§ **INPUT DATA**
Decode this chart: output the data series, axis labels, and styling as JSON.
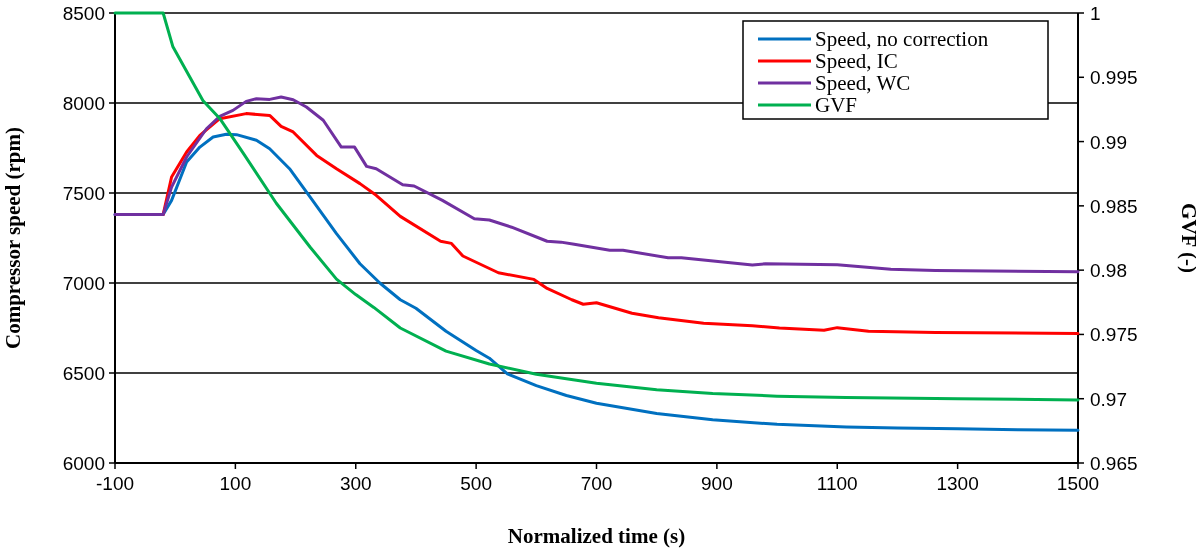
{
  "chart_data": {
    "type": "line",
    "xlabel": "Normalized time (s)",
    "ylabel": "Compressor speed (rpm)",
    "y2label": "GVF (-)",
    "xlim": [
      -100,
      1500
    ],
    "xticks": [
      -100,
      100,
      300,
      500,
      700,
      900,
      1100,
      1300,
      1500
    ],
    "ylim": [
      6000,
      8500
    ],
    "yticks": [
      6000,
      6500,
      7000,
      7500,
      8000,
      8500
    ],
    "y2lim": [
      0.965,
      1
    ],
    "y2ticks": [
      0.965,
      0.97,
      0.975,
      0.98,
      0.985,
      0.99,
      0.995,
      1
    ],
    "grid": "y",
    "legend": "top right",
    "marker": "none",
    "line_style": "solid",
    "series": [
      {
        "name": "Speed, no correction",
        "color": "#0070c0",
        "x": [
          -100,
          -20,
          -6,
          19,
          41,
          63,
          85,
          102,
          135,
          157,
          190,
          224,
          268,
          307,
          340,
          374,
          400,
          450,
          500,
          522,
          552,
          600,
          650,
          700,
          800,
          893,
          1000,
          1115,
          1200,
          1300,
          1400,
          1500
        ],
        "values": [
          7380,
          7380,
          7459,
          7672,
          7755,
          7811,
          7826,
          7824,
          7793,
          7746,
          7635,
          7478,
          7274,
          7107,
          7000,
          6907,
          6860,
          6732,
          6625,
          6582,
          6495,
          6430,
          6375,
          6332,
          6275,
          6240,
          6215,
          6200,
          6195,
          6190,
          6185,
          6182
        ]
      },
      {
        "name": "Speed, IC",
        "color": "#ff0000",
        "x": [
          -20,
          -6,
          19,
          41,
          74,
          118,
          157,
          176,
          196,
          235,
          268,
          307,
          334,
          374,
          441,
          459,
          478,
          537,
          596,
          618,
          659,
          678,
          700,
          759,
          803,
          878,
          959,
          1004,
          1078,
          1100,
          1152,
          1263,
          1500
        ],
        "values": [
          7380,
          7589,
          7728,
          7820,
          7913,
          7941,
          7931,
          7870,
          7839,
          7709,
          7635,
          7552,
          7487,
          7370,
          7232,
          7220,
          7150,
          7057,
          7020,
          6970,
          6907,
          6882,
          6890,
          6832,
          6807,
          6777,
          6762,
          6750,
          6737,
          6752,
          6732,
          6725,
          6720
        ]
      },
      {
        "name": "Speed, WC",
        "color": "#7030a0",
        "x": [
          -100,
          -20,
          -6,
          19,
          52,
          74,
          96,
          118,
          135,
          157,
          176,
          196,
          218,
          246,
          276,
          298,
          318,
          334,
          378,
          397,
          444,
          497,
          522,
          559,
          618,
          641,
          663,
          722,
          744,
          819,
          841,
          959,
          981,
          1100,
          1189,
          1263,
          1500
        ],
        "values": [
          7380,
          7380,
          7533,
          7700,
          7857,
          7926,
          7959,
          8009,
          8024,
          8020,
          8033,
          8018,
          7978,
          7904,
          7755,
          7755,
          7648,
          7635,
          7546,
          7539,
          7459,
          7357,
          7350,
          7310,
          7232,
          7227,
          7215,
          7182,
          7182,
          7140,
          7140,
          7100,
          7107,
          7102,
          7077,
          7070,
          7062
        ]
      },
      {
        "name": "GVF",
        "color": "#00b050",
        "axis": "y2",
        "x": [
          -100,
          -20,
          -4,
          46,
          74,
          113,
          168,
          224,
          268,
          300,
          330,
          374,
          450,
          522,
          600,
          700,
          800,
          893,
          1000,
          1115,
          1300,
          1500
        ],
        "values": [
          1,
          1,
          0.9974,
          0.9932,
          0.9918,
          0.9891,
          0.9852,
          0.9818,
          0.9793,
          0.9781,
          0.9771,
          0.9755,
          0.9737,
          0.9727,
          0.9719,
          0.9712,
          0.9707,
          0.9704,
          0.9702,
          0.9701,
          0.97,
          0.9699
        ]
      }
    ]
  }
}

==

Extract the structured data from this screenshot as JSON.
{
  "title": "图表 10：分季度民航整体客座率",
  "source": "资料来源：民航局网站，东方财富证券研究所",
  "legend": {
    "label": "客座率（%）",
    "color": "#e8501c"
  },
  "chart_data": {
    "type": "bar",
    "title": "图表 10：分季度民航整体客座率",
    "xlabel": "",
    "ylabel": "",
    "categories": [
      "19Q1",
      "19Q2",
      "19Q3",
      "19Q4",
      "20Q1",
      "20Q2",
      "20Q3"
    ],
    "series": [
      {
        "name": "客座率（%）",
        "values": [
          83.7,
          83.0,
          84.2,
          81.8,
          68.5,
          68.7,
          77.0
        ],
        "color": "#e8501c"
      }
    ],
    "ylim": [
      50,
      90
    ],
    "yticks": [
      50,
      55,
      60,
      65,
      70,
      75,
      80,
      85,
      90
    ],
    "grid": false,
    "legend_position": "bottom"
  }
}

§ **TO DO**
State the number of lines in these entries that include the string "ylabel". Provide nothing beyond that number.

§ **WORKED SOLUTION**
2